WHAT IS REQUIRED >>
Give back the whole listing exactly as shown.

-- start RECORD EXCERPTS --

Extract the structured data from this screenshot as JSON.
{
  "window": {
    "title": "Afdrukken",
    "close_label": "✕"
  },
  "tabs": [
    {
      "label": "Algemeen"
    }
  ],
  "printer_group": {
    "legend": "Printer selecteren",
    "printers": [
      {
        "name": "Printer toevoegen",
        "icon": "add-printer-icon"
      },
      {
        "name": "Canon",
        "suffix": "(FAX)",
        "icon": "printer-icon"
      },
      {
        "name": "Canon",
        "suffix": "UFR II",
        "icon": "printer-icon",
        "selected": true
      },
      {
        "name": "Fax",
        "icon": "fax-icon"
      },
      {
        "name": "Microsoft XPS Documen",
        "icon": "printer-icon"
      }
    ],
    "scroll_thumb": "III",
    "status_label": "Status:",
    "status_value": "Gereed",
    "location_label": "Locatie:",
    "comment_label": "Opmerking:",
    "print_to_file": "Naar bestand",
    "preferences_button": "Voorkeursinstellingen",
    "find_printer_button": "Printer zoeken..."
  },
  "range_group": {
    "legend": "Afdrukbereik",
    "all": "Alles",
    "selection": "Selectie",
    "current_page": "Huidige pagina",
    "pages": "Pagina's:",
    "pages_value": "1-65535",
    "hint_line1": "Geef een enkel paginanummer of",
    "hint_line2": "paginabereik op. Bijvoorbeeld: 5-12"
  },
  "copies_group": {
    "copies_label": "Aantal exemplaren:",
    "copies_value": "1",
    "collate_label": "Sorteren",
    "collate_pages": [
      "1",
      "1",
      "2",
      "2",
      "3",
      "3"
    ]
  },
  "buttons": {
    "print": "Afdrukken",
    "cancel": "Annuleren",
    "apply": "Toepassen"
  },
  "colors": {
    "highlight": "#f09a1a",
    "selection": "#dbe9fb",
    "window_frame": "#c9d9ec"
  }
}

-- end RECORD EXCERPTS --

EXERCISE RESULT >>
Extract the structured data from this screenshot as JSON.
{
  "window": {
    "title": "Afdrukken",
    "close_label": "✕"
  },
  "tabs": [
    {
      "label": "Algemeen"
    }
  ],
  "printer_group": {
    "legend": "Printer selecteren",
    "printers": [
      {
        "name": "Printer toevoegen",
        "icon": "add-printer-icon"
      },
      {
        "name": "Canon",
        "suffix": "(FAX)",
        "icon": "printer-icon"
      },
      {
        "name": "Canon",
        "suffix": "UFR II",
        "icon": "printer-icon",
        "selected": true
      },
      {
        "name": "Fax",
        "icon": "fax-icon"
      },
      {
        "name": "Microsoft XPS Documen",
        "icon": "printer-icon"
      }
    ],
    "scroll_thumb": "III",
    "status_label": "Status:",
    "status_value": "Gereed",
    "location_label": "Locatie:",
    "comment_label": "Opmerking:",
    "print_to_file": "Naar bestand",
    "preferences_button": "Voorkeursinstellingen",
    "find_printer_button": "Printer zoeken..."
  },
  "range_group": {
    "legend": "Afdrukbereik",
    "all": "Alles",
    "selection": "Selectie",
    "current_page": "Huidige pagina",
    "pages": "Pagina's:",
    "pages_value": "1-65535",
    "hint_line1": "Geef een enkel paginanummer of",
    "hint_line2": "paginabereik op. Bijvoorbeeld: 5-12"
  },
  "copies_group": {
    "copies_label": "Aantal exemplaren:",
    "copies_value": "1",
    "collate_label": "Sorteren",
    "collate_pages": [
      "1",
      "1",
      "2",
      "2",
      "3",
      "3"
    ]
  },
  "buttons": {
    "print": "Afdrukken",
    "cancel": "Annuleren",
    "apply": "Toepassen"
  },
  "colors": {
    "highlight": "#f09a1a",
    "selection": "#dbe9fb",
    "window_frame": "#c9d9ec"
  }
}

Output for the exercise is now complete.